Saved entries:
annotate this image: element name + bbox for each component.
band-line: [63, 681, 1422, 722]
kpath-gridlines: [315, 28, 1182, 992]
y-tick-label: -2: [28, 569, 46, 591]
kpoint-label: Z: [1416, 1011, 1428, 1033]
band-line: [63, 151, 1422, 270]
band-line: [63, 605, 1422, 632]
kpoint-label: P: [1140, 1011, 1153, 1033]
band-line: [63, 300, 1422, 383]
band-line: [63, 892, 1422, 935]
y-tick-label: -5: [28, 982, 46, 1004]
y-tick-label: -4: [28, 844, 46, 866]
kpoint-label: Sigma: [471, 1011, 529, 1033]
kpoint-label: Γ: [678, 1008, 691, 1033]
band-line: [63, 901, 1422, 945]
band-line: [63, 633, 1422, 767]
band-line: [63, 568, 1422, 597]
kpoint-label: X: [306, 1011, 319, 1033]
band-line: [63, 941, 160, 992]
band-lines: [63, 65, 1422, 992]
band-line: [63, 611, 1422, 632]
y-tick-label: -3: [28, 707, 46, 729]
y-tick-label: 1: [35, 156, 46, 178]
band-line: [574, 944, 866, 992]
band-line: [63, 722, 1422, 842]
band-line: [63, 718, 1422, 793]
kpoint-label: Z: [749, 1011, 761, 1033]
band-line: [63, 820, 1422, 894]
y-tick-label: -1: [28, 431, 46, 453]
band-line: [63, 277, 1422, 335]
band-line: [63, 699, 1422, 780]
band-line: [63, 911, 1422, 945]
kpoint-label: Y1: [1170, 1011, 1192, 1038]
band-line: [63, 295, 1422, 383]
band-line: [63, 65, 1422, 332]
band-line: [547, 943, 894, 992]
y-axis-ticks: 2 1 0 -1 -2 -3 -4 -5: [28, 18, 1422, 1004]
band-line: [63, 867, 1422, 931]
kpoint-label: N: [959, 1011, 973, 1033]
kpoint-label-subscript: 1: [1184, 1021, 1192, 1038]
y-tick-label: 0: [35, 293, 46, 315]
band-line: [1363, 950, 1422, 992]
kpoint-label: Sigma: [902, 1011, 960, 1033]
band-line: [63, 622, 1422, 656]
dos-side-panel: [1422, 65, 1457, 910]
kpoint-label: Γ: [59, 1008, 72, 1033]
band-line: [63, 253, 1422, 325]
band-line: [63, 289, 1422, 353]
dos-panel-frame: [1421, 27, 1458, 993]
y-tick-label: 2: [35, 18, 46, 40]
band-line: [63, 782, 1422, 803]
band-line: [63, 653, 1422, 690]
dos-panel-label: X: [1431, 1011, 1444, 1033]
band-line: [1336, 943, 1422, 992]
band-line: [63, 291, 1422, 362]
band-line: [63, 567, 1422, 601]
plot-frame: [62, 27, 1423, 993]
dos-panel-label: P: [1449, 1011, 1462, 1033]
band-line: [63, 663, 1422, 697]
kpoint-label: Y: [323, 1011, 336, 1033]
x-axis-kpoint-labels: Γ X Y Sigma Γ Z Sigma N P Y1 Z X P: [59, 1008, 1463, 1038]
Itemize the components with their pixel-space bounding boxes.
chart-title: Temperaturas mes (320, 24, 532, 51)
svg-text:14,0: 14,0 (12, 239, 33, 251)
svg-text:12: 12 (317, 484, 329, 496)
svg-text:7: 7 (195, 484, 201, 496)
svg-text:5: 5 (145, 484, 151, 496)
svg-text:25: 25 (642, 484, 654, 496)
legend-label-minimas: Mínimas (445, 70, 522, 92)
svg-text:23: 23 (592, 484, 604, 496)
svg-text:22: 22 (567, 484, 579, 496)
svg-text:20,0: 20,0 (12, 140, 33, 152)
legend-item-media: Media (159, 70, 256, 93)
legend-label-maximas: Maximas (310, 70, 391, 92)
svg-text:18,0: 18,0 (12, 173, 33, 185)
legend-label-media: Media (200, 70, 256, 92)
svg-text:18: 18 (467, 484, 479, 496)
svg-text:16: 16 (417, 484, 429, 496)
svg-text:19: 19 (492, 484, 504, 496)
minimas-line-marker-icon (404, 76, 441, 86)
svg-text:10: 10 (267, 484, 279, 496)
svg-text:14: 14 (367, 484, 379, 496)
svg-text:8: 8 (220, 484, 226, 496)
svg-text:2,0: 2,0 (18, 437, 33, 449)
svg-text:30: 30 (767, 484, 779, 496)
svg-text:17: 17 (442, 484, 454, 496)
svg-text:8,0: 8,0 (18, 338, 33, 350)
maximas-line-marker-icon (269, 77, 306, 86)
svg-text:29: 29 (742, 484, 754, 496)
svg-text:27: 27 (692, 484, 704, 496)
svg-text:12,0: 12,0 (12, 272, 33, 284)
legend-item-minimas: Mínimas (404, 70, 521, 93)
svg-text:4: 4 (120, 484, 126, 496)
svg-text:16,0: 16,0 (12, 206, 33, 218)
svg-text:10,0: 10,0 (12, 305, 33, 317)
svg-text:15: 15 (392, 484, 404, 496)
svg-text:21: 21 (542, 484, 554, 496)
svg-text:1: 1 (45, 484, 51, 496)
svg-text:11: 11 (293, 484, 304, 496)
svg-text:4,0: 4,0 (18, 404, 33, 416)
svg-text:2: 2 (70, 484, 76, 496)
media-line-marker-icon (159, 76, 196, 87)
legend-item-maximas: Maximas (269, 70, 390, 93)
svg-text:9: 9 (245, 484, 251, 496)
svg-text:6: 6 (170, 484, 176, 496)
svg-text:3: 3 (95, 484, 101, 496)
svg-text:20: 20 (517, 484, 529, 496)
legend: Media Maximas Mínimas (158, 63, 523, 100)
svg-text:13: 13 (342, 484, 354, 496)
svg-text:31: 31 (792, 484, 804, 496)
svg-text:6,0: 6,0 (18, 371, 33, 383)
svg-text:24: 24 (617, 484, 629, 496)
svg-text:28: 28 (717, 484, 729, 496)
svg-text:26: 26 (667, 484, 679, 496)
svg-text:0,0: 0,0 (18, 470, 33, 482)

Given problem -
Rewrite the saved entries with every "y-tick-label" renamed to "y-axis-label", leaving everything else unchanged.

Answer to this problem -
annotate this image: element name + bbox for each component.
band-line: [63, 681, 1422, 722]
kpath-gridlines: [315, 28, 1182, 992]
y-axis-label: -2: [28, 569, 46, 591]
kpoint-label: Z: [1416, 1011, 1428, 1033]
band-line: [63, 151, 1422, 270]
band-line: [63, 605, 1422, 632]
kpoint-label: P: [1140, 1011, 1153, 1033]
band-line: [63, 300, 1422, 383]
band-line: [63, 892, 1422, 935]
y-axis-label: -5: [28, 982, 46, 1004]
y-axis-label: -4: [28, 844, 46, 866]
kpoint-label: Sigma: [471, 1011, 529, 1033]
kpoint-label: Γ: [678, 1008, 691, 1033]
band-line: [63, 901, 1422, 945]
band-line: [63, 633, 1422, 767]
band-line: [63, 568, 1422, 597]
kpoint-label: X: [306, 1011, 319, 1033]
band-line: [63, 941, 160, 992]
band-lines: [63, 65, 1422, 992]
band-line: [63, 611, 1422, 632]
y-axis-label: -3: [28, 707, 46, 729]
y-axis-label: 1: [35, 156, 46, 178]
band-line: [574, 944, 866, 992]
band-line: [63, 722, 1422, 842]
band-line: [63, 718, 1422, 793]
kpoint-label: Z: [749, 1011, 761, 1033]
band-line: [63, 820, 1422, 894]
y-axis-label: -1: [28, 431, 46, 453]
band-line: [63, 277, 1422, 335]
band-line: [63, 699, 1422, 780]
band-line: [63, 911, 1422, 945]
kpoint-label: Y1: [1170, 1011, 1192, 1038]
band-line: [63, 295, 1422, 383]
band-line: [63, 65, 1422, 332]
band-line: [547, 943, 894, 992]
y-axis-ticks: 2 1 0 -1 -2 -3 -4 -5: [28, 18, 1422, 1004]
band-line: [63, 867, 1422, 931]
kpoint-label: N: [959, 1011, 973, 1033]
kpoint-label-subscript: 1: [1184, 1021, 1192, 1038]
y-axis-label: 0: [35, 293, 46, 315]
band-line: [1363, 950, 1422, 992]
kpoint-label: Sigma: [902, 1011, 960, 1033]
band-line: [63, 622, 1422, 656]
dos-side-panel: [1422, 65, 1457, 910]
kpoint-label: Γ: [59, 1008, 72, 1033]
band-line: [63, 253, 1422, 325]
band-line: [63, 289, 1422, 353]
dos-panel-frame: [1421, 27, 1458, 993]
y-axis-label: 2: [35, 18, 46, 40]
band-line: [63, 782, 1422, 803]
band-line: [63, 653, 1422, 690]
dos-panel-label: X: [1431, 1011, 1444, 1033]
band-line: [1336, 943, 1422, 992]
band-line: [63, 291, 1422, 362]
band-line: [63, 567, 1422, 601]
plot-frame: [62, 27, 1423, 993]
dos-panel-label: P: [1449, 1011, 1462, 1033]
band-line: [63, 663, 1422, 697]
kpoint-label: Y: [323, 1011, 336, 1033]
x-axis-kpoint-labels: Γ X Y Sigma Γ Z Sigma N P Y1 Z X P: [59, 1008, 1463, 1038]
Itemize the components with their pixel-space bounding boxes.
chart-title: Temperaturas mes (320, 24, 532, 51)
svg-text:14,0: 14,0 (12, 239, 33, 251)
svg-text:12: 12 (317, 484, 329, 496)
svg-text:7: 7 (195, 484, 201, 496)
svg-text:5: 5 (145, 484, 151, 496)
svg-text:25: 25 (642, 484, 654, 496)
legend-label-minimas: Mínimas (445, 70, 522, 92)
svg-text:23: 23 (592, 484, 604, 496)
svg-text:22: 22 (567, 484, 579, 496)
svg-text:20,0: 20,0 (12, 140, 33, 152)
legend-item-media: Media (159, 70, 256, 93)
legend-label-maximas: Maximas (310, 70, 391, 92)
svg-text:18,0: 18,0 (12, 173, 33, 185)
legend-label-media: Media (200, 70, 256, 92)
svg-text:18: 18 (467, 484, 479, 496)
svg-text:16: 16 (417, 484, 429, 496)
svg-text:19: 19 (492, 484, 504, 496)
minimas-line-marker-icon (404, 76, 441, 86)
svg-text:10: 10 (267, 484, 279, 496)
svg-text:14: 14 (367, 484, 379, 496)
svg-text:8: 8 (220, 484, 226, 496)
svg-text:2,0: 2,0 (18, 437, 33, 449)
svg-text:30: 30 (767, 484, 779, 496)
svg-text:17: 17 (442, 484, 454, 496)
svg-text:8,0: 8,0 (18, 338, 33, 350)
maximas-line-marker-icon (269, 77, 306, 86)
svg-text:29: 29 (742, 484, 754, 496)
svg-text:27: 27 (692, 484, 704, 496)
svg-text:12,0: 12,0 (12, 272, 33, 284)
legend-item-minimas: Mínimas (404, 70, 521, 93)
svg-text:4: 4 (120, 484, 126, 496)
svg-text:16,0: 16,0 (12, 206, 33, 218)
svg-text:10,0: 10,0 (12, 305, 33, 317)
svg-text:15: 15 (392, 484, 404, 496)
svg-text:21: 21 (542, 484, 554, 496)
svg-text:1: 1 (45, 484, 51, 496)
svg-text:11: 11 (293, 484, 304, 496)
svg-text:4,0: 4,0 (18, 404, 33, 416)
svg-text:2: 2 (70, 484, 76, 496)
media-line-marker-icon (159, 76, 196, 87)
legend-item-maximas: Maximas (269, 70, 390, 93)
svg-text:9: 9 (245, 484, 251, 496)
svg-text:6: 6 (170, 484, 176, 496)
svg-text:3: 3 (95, 484, 101, 496)
svg-text:20: 20 (517, 484, 529, 496)
legend: Media Maximas Mínimas (158, 63, 523, 100)
svg-text:13: 13 (342, 484, 354, 496)
svg-text:31: 31 (792, 484, 804, 496)
svg-text:6,0: 6,0 (18, 371, 33, 383)
svg-text:24: 24 (617, 484, 629, 496)
svg-text:28: 28 (717, 484, 729, 496)
svg-text:26: 26 (667, 484, 679, 496)
svg-text:0,0: 0,0 (18, 470, 33, 482)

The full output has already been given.